#### [Task prompt]
State the number of lines where "TFLM" appears. Add nothing else.

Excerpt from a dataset
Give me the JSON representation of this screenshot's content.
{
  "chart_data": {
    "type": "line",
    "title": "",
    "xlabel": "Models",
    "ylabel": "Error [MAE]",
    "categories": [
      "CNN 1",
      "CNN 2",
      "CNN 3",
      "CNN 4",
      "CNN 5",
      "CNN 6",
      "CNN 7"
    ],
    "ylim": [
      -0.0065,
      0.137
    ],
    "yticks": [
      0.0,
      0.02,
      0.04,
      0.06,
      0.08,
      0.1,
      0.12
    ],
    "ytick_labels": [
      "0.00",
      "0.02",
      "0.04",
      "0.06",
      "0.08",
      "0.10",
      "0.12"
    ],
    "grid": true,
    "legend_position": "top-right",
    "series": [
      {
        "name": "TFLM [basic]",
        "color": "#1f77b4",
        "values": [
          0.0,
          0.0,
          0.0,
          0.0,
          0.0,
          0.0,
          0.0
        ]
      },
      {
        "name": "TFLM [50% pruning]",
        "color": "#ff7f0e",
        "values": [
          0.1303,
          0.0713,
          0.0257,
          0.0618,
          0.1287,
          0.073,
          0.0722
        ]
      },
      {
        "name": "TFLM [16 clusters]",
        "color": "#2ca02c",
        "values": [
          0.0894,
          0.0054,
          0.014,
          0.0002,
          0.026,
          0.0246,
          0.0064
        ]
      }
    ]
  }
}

#### [The result]
3